Aim of the task »
Write out the entries again exactly as they are given.

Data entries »

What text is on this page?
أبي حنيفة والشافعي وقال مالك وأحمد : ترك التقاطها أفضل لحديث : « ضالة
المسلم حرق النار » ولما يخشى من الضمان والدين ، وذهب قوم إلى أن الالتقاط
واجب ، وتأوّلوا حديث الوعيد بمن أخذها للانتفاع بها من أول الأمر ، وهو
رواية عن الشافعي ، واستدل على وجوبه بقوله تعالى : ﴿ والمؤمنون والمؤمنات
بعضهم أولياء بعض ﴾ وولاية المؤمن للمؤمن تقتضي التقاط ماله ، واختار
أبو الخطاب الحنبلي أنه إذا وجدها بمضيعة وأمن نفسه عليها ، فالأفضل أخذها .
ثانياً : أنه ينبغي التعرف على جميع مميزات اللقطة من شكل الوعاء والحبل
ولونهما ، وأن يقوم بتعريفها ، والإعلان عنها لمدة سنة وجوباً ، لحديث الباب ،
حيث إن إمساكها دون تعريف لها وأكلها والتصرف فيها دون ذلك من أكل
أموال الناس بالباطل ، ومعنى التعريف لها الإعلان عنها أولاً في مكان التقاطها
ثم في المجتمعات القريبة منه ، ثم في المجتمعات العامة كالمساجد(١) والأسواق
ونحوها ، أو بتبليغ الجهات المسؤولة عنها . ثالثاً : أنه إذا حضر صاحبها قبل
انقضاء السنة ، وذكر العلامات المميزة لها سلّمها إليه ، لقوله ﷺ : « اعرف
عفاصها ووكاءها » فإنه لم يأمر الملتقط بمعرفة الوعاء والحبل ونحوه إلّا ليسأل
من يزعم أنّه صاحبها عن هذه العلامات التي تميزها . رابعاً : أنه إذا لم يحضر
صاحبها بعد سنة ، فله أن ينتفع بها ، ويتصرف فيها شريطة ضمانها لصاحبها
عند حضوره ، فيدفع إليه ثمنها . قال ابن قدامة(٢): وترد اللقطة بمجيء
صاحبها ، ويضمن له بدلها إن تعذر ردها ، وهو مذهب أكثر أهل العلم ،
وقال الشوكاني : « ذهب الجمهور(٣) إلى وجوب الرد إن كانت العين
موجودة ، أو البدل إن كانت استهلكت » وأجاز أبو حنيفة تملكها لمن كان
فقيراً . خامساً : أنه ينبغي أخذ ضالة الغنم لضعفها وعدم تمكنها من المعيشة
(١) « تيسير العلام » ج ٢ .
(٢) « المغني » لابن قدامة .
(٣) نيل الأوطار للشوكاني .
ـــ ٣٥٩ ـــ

Response to this task »
What text is on this page?
أبي حنيفة والشافعي وقال مالك وأحمد : ترك التقاطها أفضل لحديث : « ضالة
المسلم حرق النار » ولما يخشى من الضمان والدين ، وذهب قوم إلى أن الالتقاط
واجب ، وتأوّلوا حديث الوعيد بمن أخذها للانتفاع بها من أول الأمر ، وهو
رواية عن الشافعي ، واستدل على وجوبه بقوله تعالى : ﴿ والمؤمنون والمؤمنات
بعضهم أولياء بعض ﴾ وولاية المؤمن للمؤمن تقتضي التقاط ماله ، واختار
أبو الخطاب الحنبلي أنه إذا وجدها بمضيعة وأمن نفسه عليها ، فالأفضل أخذها .
ثانياً : أنه ينبغي التعرف على جميع مميزات اللقطة من شكل الوعاء والحبل
ولونهما ، وأن يقوم بتعريفها ، والإعلان عنها لمدة سنة وجوباً ، لحديث الباب ،
حيث إن إمساكها دون تعريف لها وأكلها والتصرف فيها دون ذلك من أكل
أموال الناس بالباطل ، ومعنى التعريف لها الإعلان عنها أولاً في مكان التقاطها
ثم في المجتمعات القريبة منه ، ثم في المجتمعات العامة كالمساجد(١) والأسواق
ونحوها ، أو بتبليغ الجهات المسؤولة عنها . ثالثاً : أنه إذا حضر صاحبها قبل
انقضاء السنة ، وذكر العلامات المميزة لها سلّمها إليه ، لقوله ﷺ : « اعرف
عفاصها ووكاءها » فإنه لم يأمر الملتقط بمعرفة الوعاء والحبل ونحوه إلّا ليسأل
من يزعم أنّه صاحبها عن هذه العلامات التي تميزها . رابعاً : أنه إذا لم يحضر
صاحبها بعد سنة ، فله أن ينتفع بها ، ويتصرف فيها شريطة ضمانها لصاحبها
عند حضوره ، فيدفع إليه ثمنها . قال ابن قدامة(٢): وترد اللقطة بمجيء
صاحبها ، ويضمن له بدلها إن تعذر ردها ، وهو مذهب أكثر أهل العلم ،
وقال الشوكاني : « ذهب الجمهور(٣) إلى وجوب الرد إن كانت العين
موجودة ، أو البدل إن كانت استهلكت » وأجاز أبو حنيفة تملكها لمن كان
فقيراً . خامساً : أنه ينبغي أخذ ضالة الغنم لضعفها وعدم تمكنها من المعيشة
(١) « تيسير العلام » ج ٢ .
(٢) « المغني » لابن قدامة .
(٣) نيل الأوطار للشوكاني .
ـــ ٣٥٩ ـــ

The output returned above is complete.